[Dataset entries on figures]

+--

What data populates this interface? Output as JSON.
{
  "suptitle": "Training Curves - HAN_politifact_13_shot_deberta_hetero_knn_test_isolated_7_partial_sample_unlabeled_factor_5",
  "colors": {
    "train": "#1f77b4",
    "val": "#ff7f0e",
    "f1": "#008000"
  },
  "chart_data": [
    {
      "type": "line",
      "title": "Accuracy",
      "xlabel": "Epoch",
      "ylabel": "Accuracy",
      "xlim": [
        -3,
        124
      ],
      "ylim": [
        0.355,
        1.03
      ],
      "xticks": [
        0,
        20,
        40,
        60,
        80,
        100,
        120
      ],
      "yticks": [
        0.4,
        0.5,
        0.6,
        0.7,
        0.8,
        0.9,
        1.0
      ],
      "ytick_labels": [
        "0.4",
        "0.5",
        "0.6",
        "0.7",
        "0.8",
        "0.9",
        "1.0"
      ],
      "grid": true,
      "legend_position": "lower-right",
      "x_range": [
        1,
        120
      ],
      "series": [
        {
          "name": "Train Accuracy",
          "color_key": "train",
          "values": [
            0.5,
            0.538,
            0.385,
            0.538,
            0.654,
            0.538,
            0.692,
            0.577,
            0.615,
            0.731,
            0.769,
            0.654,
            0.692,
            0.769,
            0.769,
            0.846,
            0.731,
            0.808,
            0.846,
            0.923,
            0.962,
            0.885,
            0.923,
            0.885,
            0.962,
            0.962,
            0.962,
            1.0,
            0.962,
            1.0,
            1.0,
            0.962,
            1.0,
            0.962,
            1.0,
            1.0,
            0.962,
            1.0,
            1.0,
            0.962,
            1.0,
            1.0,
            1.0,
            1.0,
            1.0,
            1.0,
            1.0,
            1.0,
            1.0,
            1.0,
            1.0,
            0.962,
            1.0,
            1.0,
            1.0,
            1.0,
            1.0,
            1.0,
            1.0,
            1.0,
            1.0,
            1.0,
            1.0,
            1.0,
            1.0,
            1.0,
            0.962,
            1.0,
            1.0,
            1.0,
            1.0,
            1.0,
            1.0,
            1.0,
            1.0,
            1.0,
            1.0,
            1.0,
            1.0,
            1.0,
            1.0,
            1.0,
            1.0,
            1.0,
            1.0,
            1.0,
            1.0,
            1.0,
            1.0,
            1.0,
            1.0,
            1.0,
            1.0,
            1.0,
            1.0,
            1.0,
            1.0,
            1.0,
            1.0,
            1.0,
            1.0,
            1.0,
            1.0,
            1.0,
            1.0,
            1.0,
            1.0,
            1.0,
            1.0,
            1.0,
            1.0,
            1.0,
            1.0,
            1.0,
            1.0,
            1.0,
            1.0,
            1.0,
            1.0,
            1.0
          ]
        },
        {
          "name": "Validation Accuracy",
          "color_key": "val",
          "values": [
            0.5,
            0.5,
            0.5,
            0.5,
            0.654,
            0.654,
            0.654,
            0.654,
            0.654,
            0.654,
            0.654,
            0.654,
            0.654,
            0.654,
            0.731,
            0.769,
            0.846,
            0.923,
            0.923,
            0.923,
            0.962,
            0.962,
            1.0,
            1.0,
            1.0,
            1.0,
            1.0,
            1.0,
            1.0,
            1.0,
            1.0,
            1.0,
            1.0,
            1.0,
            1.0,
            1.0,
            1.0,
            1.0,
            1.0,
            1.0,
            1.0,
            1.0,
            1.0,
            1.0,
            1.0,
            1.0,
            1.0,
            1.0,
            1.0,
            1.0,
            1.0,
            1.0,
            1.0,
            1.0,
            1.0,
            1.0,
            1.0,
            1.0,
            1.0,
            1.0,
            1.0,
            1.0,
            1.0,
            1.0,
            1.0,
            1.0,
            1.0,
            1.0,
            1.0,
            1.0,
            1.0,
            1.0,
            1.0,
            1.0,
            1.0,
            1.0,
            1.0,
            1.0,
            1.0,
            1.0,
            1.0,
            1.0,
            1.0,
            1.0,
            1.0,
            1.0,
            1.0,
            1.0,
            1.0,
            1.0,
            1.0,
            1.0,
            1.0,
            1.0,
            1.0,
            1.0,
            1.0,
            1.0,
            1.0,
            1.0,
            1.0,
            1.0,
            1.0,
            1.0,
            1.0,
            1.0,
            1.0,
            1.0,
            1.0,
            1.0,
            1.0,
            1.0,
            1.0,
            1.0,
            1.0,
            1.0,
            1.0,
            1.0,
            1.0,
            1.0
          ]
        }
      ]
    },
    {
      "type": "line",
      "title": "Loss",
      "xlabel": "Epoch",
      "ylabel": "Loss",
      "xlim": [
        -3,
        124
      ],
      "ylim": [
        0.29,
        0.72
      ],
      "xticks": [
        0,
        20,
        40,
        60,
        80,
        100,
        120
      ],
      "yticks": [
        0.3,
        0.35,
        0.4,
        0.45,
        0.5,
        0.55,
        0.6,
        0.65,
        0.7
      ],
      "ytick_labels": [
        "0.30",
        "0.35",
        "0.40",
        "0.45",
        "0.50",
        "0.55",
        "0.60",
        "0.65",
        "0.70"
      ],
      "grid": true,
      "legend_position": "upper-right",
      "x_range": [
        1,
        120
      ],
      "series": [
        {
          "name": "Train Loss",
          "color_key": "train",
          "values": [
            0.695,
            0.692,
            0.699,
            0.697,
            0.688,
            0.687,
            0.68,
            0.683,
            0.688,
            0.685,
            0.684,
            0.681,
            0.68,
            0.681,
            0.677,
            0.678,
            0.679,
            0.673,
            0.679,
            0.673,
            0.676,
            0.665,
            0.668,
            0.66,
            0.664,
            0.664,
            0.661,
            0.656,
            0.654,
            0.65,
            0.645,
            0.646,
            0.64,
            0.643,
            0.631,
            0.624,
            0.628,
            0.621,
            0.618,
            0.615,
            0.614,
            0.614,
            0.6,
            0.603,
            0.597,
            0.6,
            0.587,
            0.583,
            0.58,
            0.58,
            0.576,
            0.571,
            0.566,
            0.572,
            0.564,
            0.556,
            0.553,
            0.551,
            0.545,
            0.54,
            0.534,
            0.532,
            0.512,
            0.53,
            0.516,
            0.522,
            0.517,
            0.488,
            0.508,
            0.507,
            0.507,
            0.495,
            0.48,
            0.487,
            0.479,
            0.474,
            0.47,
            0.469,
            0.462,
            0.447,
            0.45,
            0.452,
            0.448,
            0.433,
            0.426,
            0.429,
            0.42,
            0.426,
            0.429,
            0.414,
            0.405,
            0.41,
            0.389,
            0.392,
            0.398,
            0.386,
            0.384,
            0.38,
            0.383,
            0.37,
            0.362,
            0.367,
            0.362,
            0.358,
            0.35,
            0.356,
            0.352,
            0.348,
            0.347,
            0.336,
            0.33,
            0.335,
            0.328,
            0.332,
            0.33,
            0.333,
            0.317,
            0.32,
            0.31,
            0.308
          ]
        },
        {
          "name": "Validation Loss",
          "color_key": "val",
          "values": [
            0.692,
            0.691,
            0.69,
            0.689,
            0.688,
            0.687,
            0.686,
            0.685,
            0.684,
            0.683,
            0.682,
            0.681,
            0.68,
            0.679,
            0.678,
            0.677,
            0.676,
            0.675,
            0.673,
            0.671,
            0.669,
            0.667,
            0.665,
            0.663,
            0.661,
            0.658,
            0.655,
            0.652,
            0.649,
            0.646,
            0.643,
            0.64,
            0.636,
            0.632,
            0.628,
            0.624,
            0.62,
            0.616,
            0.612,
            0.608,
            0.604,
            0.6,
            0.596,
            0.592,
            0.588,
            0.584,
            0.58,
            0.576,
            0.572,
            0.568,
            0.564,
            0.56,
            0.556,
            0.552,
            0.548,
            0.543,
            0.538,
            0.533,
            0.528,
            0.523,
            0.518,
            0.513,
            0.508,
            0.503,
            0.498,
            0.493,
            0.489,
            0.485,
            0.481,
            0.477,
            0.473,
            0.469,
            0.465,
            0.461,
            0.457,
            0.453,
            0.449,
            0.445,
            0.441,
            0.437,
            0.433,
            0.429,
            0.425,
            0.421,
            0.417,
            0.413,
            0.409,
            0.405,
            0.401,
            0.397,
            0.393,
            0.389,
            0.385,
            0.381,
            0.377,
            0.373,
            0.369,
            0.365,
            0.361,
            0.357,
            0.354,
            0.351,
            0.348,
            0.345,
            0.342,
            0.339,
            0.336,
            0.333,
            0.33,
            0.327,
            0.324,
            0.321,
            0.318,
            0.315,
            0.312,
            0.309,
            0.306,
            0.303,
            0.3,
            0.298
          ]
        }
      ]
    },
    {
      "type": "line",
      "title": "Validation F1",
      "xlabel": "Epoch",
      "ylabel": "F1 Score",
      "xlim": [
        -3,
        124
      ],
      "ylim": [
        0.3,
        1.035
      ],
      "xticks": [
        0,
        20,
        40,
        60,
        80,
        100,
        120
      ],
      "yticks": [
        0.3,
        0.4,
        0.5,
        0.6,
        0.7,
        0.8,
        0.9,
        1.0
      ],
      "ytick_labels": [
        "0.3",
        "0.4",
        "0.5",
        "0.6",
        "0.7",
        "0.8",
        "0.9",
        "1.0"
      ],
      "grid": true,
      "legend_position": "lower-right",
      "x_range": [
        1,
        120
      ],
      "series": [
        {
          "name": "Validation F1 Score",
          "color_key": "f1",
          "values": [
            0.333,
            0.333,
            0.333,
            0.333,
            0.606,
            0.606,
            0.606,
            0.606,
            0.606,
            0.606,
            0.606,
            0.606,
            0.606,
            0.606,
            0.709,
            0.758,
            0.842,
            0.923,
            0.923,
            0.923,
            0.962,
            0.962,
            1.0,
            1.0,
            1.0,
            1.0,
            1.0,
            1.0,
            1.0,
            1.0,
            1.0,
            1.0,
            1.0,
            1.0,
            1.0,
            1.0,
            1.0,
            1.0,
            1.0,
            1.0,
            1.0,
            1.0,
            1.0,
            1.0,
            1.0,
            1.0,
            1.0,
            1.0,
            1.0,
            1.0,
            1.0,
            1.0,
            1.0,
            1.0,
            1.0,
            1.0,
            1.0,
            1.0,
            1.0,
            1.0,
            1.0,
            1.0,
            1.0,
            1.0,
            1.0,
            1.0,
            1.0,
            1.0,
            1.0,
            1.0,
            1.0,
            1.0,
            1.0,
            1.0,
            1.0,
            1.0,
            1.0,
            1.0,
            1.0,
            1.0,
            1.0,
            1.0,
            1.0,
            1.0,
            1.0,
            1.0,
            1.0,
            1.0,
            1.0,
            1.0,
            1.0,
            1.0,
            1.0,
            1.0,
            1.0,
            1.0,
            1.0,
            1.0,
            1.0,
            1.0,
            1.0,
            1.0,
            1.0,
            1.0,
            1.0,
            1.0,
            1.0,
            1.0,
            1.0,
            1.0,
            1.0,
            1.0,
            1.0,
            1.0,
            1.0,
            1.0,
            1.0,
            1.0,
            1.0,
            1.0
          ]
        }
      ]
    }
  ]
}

+--

> Task:
Which lines hold the string "Accuracy"? Copy all of them from the data above.

> Exercise output:
      "title": "Accuracy",
      "ylabel": "Accuracy",
          "name": "Train Accuracy",
          "name": "Validation Accuracy",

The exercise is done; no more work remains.